* **Written problem**:
Without the pictures, copy all the entries below exactly.

* **Input records**:
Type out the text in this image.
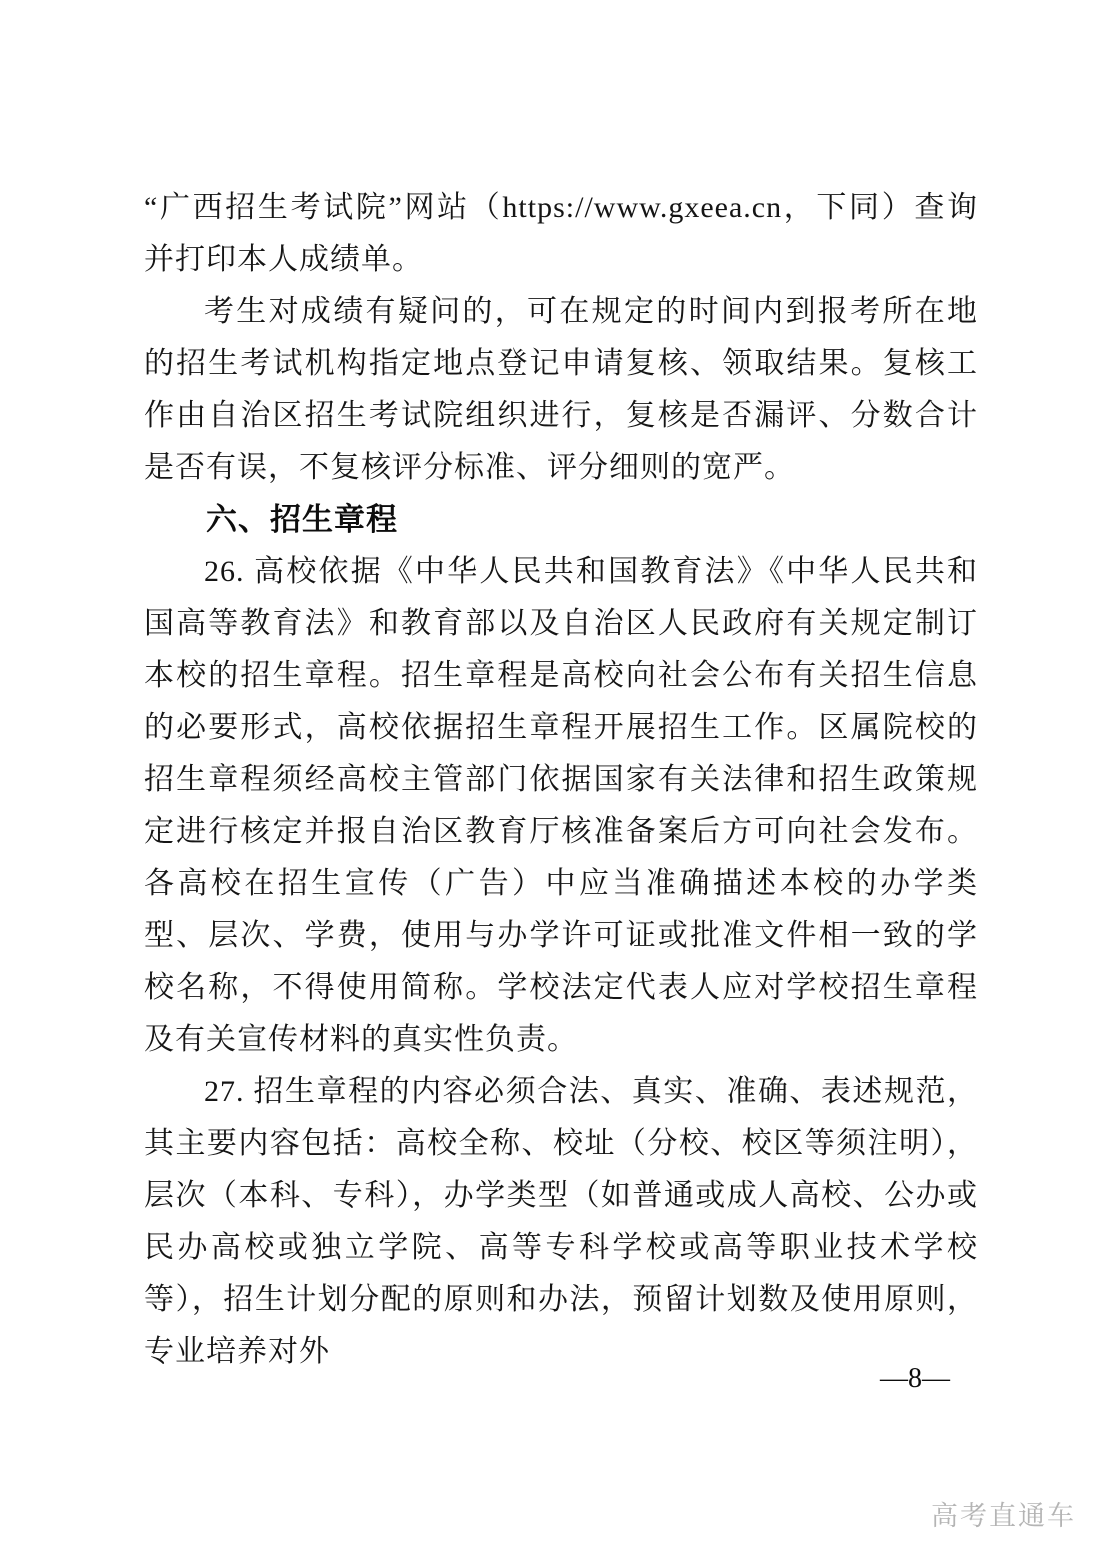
“广西招生考试院”网站（https://www.gxeea.cn，下同）查询并打印本人成绩单。

考生对成绩有疑问的，可在规定的时间内到报考所在地的招生考试机构指定地点登记申请复核、领取结果。复核工作由自治区招生考试院组织进行，复核是否漏评、分数合计是否有误，不复核评分标准、评分细则的宽严。

六、招生章程

26. 高校依据《中华人民共和国教育法》《中华人民共和国高等教育法》和教育部以及自治区人民政府有关规定制订本校的招生章程。招生章程是高校向社会公布有关招生信息的必要形式，高校依据招生章程开展招生工作。区属院校的招生章程须经高校主管部门依据国家有关法律和招生政策规定进行核定并报自治区教育厅核准备案后方可向社会发布。各高校在招生宣传（广告）中应当准确描述本校的办学类型、层次、学费，使用与办学许可证或批准文件相一致的学校名称，不得使用简称。学校法定代表人应对学校招生章程及有关宣传材料的真实性负责。

27. 招生章程的内容必须合法、真实、准确、表述规范，其主要内容包括：高校全称、校址（分校、校区等须注明），层次（本科、专科），办学类型（如普通或成人高校、公办或民办高校或独立学院、高等专科学校或高等职业技术学校等），招生计划分配的原则和办法，预留计划数及使用原则，专业培养对外

—8—
高考直通车
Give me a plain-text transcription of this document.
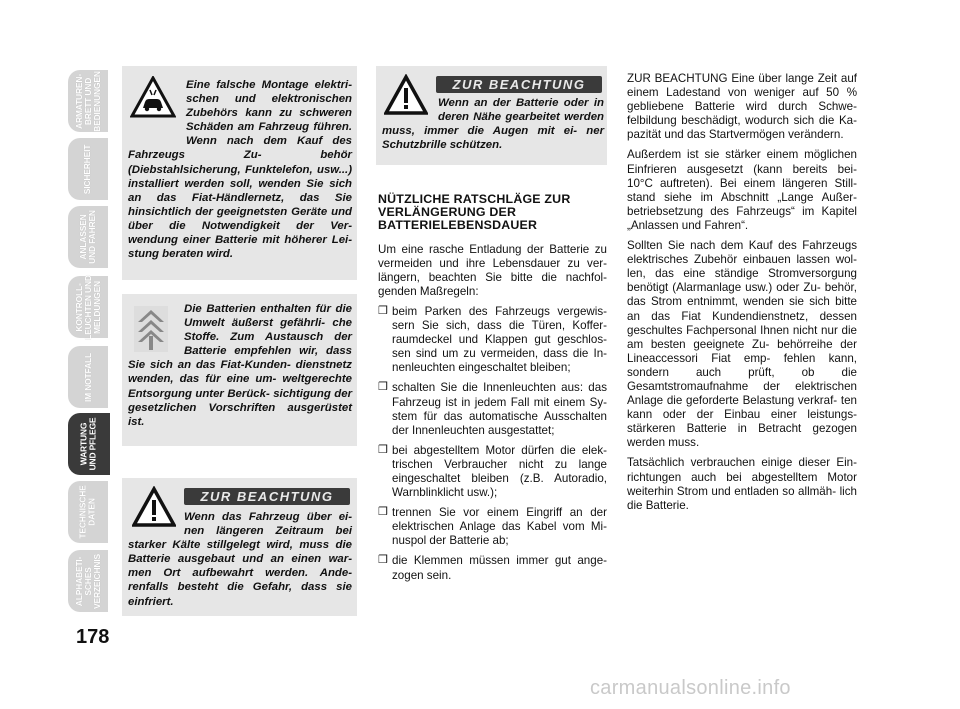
ARMATUREN-
BRETT UND
BEDIENUNGEN
SICHERHEIT
ANLASSEN
UND FAHREN
KONTROLL-
LEUCHTEN UND
MELDUNGEN
IM NOTFALL
WARTUNG
UND PFLEGE
TECHNISCHE
DATEN
ALPHABETI-
SCHES
VERZEICHNIS
178
Eine falsche Montage elektri- schen und elektronischen Zubehörs kann zu schweren Schäden am Fahrzeug führen. Wenn nach dem Kauf des Fahrzeugs Zu- behör (Diebstahlsicherung, Funktelefon, usw...) installiert werden soll, wenden Sie sich an das Fiat-Händlernetz, das Sie hinsichtlich der geeignetsten Geräte und über die Notwendigkeit der Ver- wendung einer Batterie mit höherer Lei- stung beraten wird.
Die Batterien enthalten für die Umwelt äußerst gefährli- che Stoffe. Zum Austausch der Batterie empfehlen wir, dass Sie sich an das Fiat-Kunden- dienstnetz wenden, das für eine um- weltgerechte Entsorgung unter Berück- sichtigung der gesetzlichen Vorschriften ausgerüstet ist.
ZUR BEACHTUNG
Wenn das Fahrzeug über ei- nen längeren Zeitraum bei starker Kälte stillgelegt wird, muss die Batterie ausgebaut und an einen war- men Ort aufbewahrt werden. Ande- renfalls besteht die Gefahr, dass sie einfriert.
ZUR BEACHTUNG
Wenn an der Batterie oder in deren Nähe gearbeitet werden muss, immer die Augen mit ei- ner Schutzbrille schützen.
NÜTZLICHE RATSCHLÄGE ZUR VERLÄNGERUNG DER BATTERIELEBENSDAUER

Um eine rasche Entladung der Batterie zu vermeiden und ihre Lebensdauer zu ver- längern, beachten Sie bitte die nachfol- genden Maßregeln:

❒ beim Parken des Fahrzeugs vergewis- sern Sie sich, dass die Türen, Koffer- raumdeckel und Klappen gut geschlos- sen sind um zu vermeiden, dass die In- nenleuchten eingeschaltet bleiben;
❒ schalten Sie die Innenleuchten aus: das Fahrzeug ist in jedem Fall mit einem Sy- stem für das automatische Ausschalten der Innenleuchten ausgestattet;
❒ bei abgestelltem Motor dürfen die elek- trischen Verbraucher nicht zu lange eingeschaltet bleiben (z.B. Autoradio, Warnblinklicht usw.);
❒ trennen Sie vor einem Eingriff an der elektrischen Anlage das Kabel vom Mi- nuspol der Batterie ab;
❒ die Klemmen müssen immer gut ange- zogen sein.

ZUR BEACHTUNG Eine über lange Zeit auf einem Ladestand von weniger auf 50 % gebliebene Batterie wird durch Schwe- felbildung beschädigt, wodurch sich die Ka- pazität und das Startvermögen verändern.

Außerdem ist sie stärker einem möglichen Einfrieren ausgesetzt (kann bereits bei- 10°C auftreten). Bei einem längeren Still- stand siehe im Abschnitt „Lange Außer- betriebsetzung des Fahrzeugs“ im Kapitel „Anlassen und Fahren“.

Sollten Sie nach dem Kauf des Fahrzeugs elektrisches Zubehör einbauen lassen wol- len, das eine ständige Stromversorgung benötigt (Alarmanlage usw.) oder Zu- behör, das Strom entnimmt, wenden sie sich bitte an das Fiat Kundendienstnetz, dessen geschultes Fachpersonal Ihnen nicht nur die am besten geeignete Zu- behörreihe der Lineaccessori Fiat emp- fehlen kann, sondern auch prüft, ob die Gesamtstromaufnahme der elektrischen Anlage die geforderte Belastung verkraf- ten kann oder der Einbau einer leistungs- stärkeren Batterie in Betracht gezogen werden muss.

Tatsächlich verbrauchen einige dieser Ein- richtungen auch bei abgestelltem Motor weiterhin Strom und entladen so allmäh- lich die Batterie.

carmanualsonline.info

* **Written solution**:
Type out the text in this image.
“广西招生考试院”网站（https://www.gxeea.cn，下同）查询并打印本人成绩单。

考生对成绩有疑问的，可在规定的时间内到报考所在地的招生考试机构指定地点登记申请复核、领取结果。复核工作由自治区招生考试院组织进行，复核是否漏评、分数合计是否有误，不复核评分标准、评分细则的宽严。

六、招生章程

26. 高校依据《中华人民共和国教育法》《中华人民共和国高等教育法》和教育部以及自治区人民政府有关规定制订本校的招生章程。招生章程是高校向社会公布有关招生信息的必要形式，高校依据招生章程开展招生工作。区属院校的招生章程须经高校主管部门依据国家有关法律和招生政策规定进行核定并报自治区教育厅核准备案后方可向社会发布。各高校在招生宣传（广告）中应当准确描述本校的办学类型、层次、学费，使用与办学许可证或批准文件相一致的学校名称，不得使用简称。学校法定代表人应对学校招生章程及有关宣传材料的真实性负责。

27. 招生章程的内容必须合法、真实、准确、表述规范，其主要内容包括：高校全称、校址（分校、校区等须注明），层次（本科、专科），办学类型（如普通或成人高校、公办或民办高校或独立学院、高等专科学校或高等职业技术学校等），招生计划分配的原则和办法，预留计划数及使用原则，专业培养对外

—8—
高考直通车
Give me a plain-text transcription of this document.
ARMATUREN-
BRETT UND
BEDIENUNGEN
SICHERHEIT
ANLASSEN
UND FAHREN
KONTROLL-
LEUCHTEN UND
MELDUNGEN
IM NOTFALL
WARTUNG
UND PFLEGE
TECHNISCHE
DATEN
ALPHABETI-
SCHES
VERZEICHNIS
178
Eine falsche Montage elektri- schen und elektronischen Zubehörs kann zu schweren Schäden am Fahrzeug führen. Wenn nach dem Kauf des Fahrzeugs Zu- behör (Diebstahlsicherung, Funktelefon, usw...) installiert werden soll, wenden Sie sich an das Fiat-Händlernetz, das Sie hinsichtlich der geeignetsten Geräte und über die Notwendigkeit der Ver- wendung einer Batterie mit höherer Lei- stung beraten wird.
Die Batterien enthalten für die Umwelt äußerst gefährli- che Stoffe. Zum Austausch der Batterie empfehlen wir, dass Sie sich an das Fiat-Kunden- dienstnetz wenden, das für eine um- weltgerechte Entsorgung unter Berück- sichtigung der gesetzlichen Vorschriften ausgerüstet ist.
ZUR BEACHTUNG
Wenn das Fahrzeug über ei- nen längeren Zeitraum bei starker Kälte stillgelegt wird, muss die Batterie ausgebaut und an einen war- men Ort aufbewahrt werden. Ande- renfalls besteht die Gefahr, dass sie einfriert.
ZUR BEACHTUNG
Wenn an der Batterie oder in deren Nähe gearbeitet werden muss, immer die Augen mit ei- ner Schutzbrille schützen.
NÜTZLICHE RATSCHLÄGE ZUR VERLÄNGERUNG DER BATTERIELEBENSDAUER

Um eine rasche Entladung der Batterie zu vermeiden und ihre Lebensdauer zu ver- längern, beachten Sie bitte die nachfol- genden Maßregeln:

❒ beim Parken des Fahrzeugs vergewis- sern Sie sich, dass die Türen, Koffer- raumdeckel und Klappen gut geschlos- sen sind um zu vermeiden, dass die In- nenleuchten eingeschaltet bleiben;
❒ schalten Sie die Innenleuchten aus: das Fahrzeug ist in jedem Fall mit einem Sy- stem für das automatische Ausschalten der Innenleuchten ausgestattet;
❒ bei abgestelltem Motor dürfen die elek- trischen Verbraucher nicht zu lange eingeschaltet bleiben (z.B. Autoradio, Warnblinklicht usw.);
❒ trennen Sie vor einem Eingriff an der elektrischen Anlage das Kabel vom Mi- nuspol der Batterie ab;
❒ die Klemmen müssen immer gut ange- zogen sein.

ZUR BEACHTUNG Eine über lange Zeit auf einem Ladestand von weniger auf 50 % gebliebene Batterie wird durch Schwe- felbildung beschädigt, wodurch sich die Ka- pazität und das Startvermögen verändern.

Außerdem ist sie stärker einem möglichen Einfrieren ausgesetzt (kann bereits bei- 10°C auftreten). Bei einem längeren Still- stand siehe im Abschnitt „Lange Außer- betriebsetzung des Fahrzeugs“ im Kapitel „Anlassen und Fahren“.

Sollten Sie nach dem Kauf des Fahrzeugs elektrisches Zubehör einbauen lassen wol- len, das eine ständige Stromversorgung benötigt (Alarmanlage usw.) oder Zu- behör, das Strom entnimmt, wenden sie sich bitte an das Fiat Kundendienstnetz, dessen geschultes Fachpersonal Ihnen nicht nur die am besten geeignete Zu- behörreihe der Lineaccessori Fiat emp- fehlen kann, sondern auch prüft, ob die Gesamtstromaufnahme der elektrischen Anlage die geforderte Belastung verkraf- ten kann oder der Einbau einer leistungs- stärkeren Batterie in Betracht gezogen werden muss.

Tatsächlich verbrauchen einige dieser Ein- richtungen auch bei abgestelltem Motor weiterhin Strom und entladen so allmäh- lich die Batterie.

carmanualsonline.info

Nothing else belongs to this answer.